To do → Restate the whole of the material. Keep every word, and drop the pictures.

_ _ _

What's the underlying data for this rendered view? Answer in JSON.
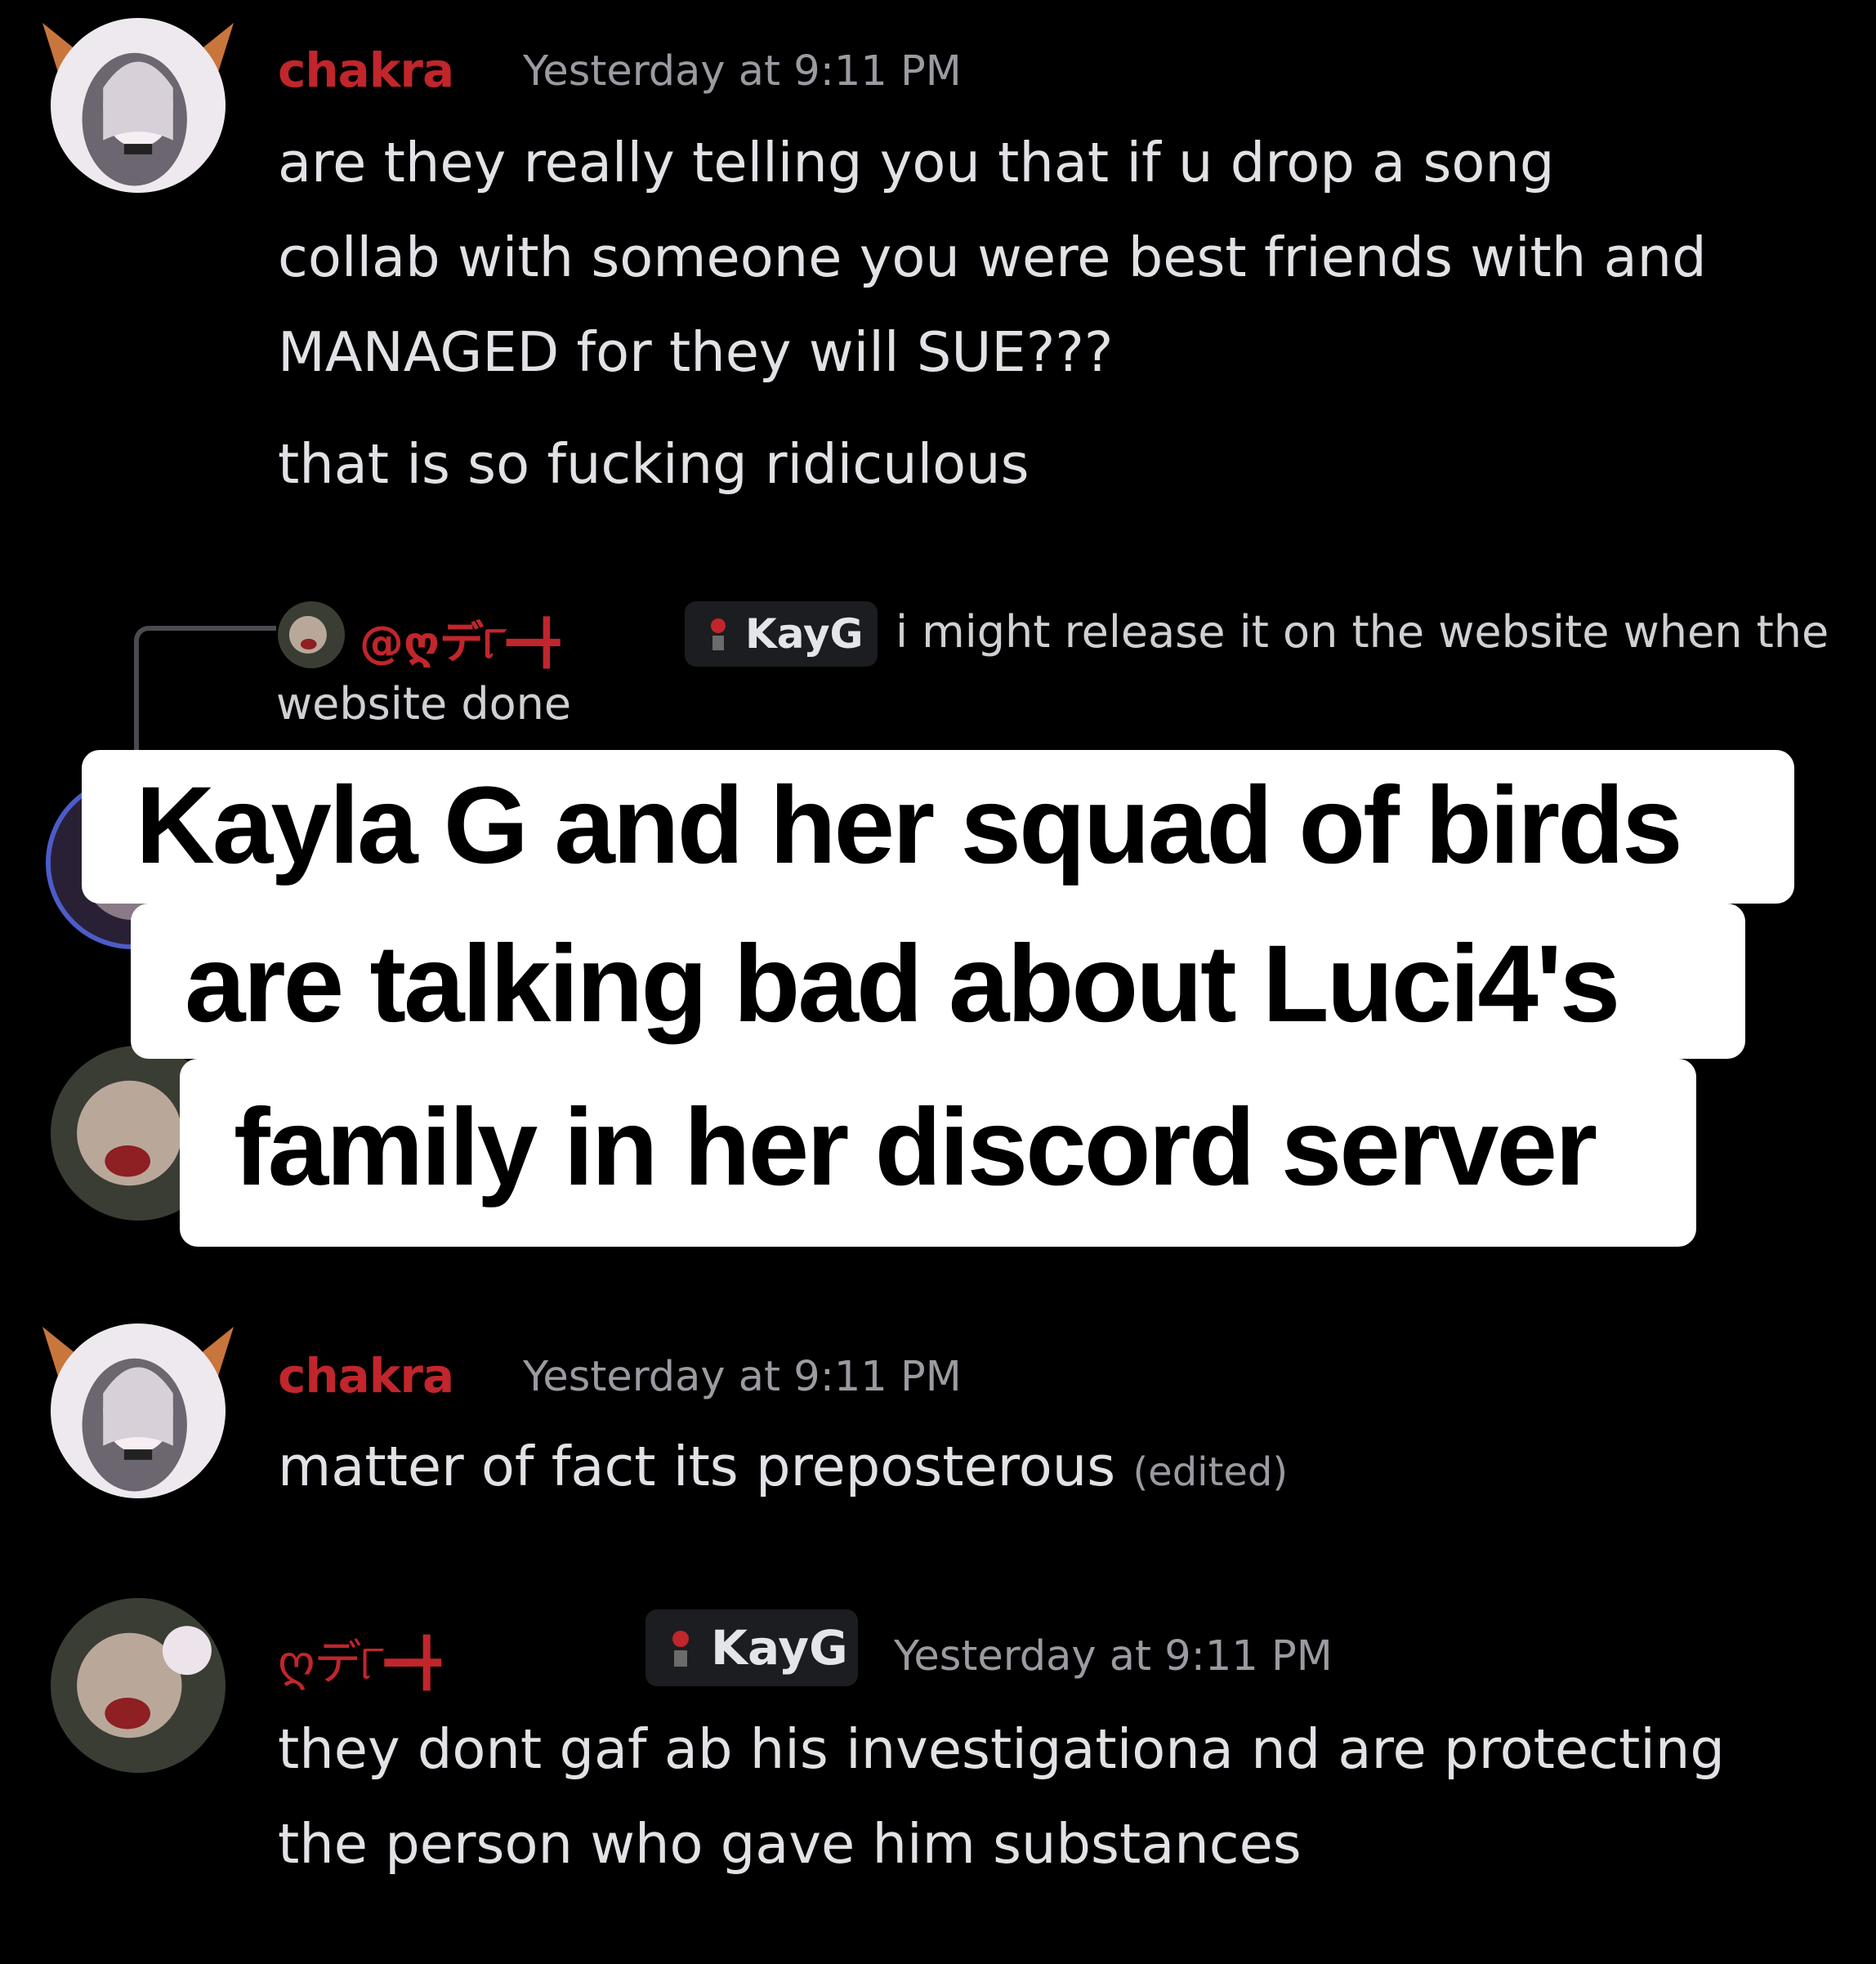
{
  "messages": [
    {
      "author": "chakra",
      "timestamp": "Yesterday at 9:11 PM",
      "lines": [
        "are they really telling you that if u drop a song",
        "collab with someone you were best friends with and",
        "MANAGED for they will SUE???"
      ],
      "followup": "that is so fucking ridiculous"
    },
    {
      "reply_mention": "@ღデ୮━╋",
      "reply_tag": "KayG",
      "reply_text_1": "i might release it on the website when the",
      "reply_text_2": "website done"
    },
    {
      "author": "chakra",
      "timestamp": "Yesterday at 9:11 PM",
      "text": "matter of fact its preposterous",
      "edited": "(edited)"
    },
    {
      "author": "ღデ୮━╋",
      "tag": "KayG",
      "timestamp": "Yesterday at 9:11 PM",
      "lines": [
        "they dont gaf ab his investigationa nd are protecting",
        "the person who gave him substances"
      ]
    }
  ],
  "caption": {
    "line1": "Kayla G and her squad of birds",
    "line2": "are talking bad about Luci4's",
    "line3": "family in her discord server"
  },
  "colors": {
    "background": "#000000",
    "username": "#c0262b",
    "timestamp": "#9a9ba1",
    "message_text": "#e1e2e5",
    "caption_bg": "#ffffff"
  }
}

_ _ _

Complete output →
What's the underlying data for this rendered view? Answer in JSON.
{
  "messages": [
    {
      "author": "chakra",
      "timestamp": "Yesterday at 9:11 PM",
      "lines": [
        "are they really telling you that if u drop a song",
        "collab with someone you were best friends with and",
        "MANAGED for they will SUE???"
      ],
      "followup": "that is so fucking ridiculous"
    },
    {
      "reply_mention": "@ღデ୮━╋",
      "reply_tag": "KayG",
      "reply_text_1": "i might release it on the website when the",
      "reply_text_2": "website done"
    },
    {
      "author": "chakra",
      "timestamp": "Yesterday at 9:11 PM",
      "text": "matter of fact its preposterous",
      "edited": "(edited)"
    },
    {
      "author": "ღデ୮━╋",
      "tag": "KayG",
      "timestamp": "Yesterday at 9:11 PM",
      "lines": [
        "they dont gaf ab his investigationa nd are protecting",
        "the person who gave him substances"
      ]
    }
  ],
  "caption": {
    "line1": "Kayla G and her squad of birds",
    "line2": "are talking bad about Luci4's",
    "line3": "family in her discord server"
  },
  "colors": {
    "background": "#000000",
    "username": "#c0262b",
    "timestamp": "#9a9ba1",
    "message_text": "#e1e2e5",
    "caption_bg": "#ffffff"
  }
}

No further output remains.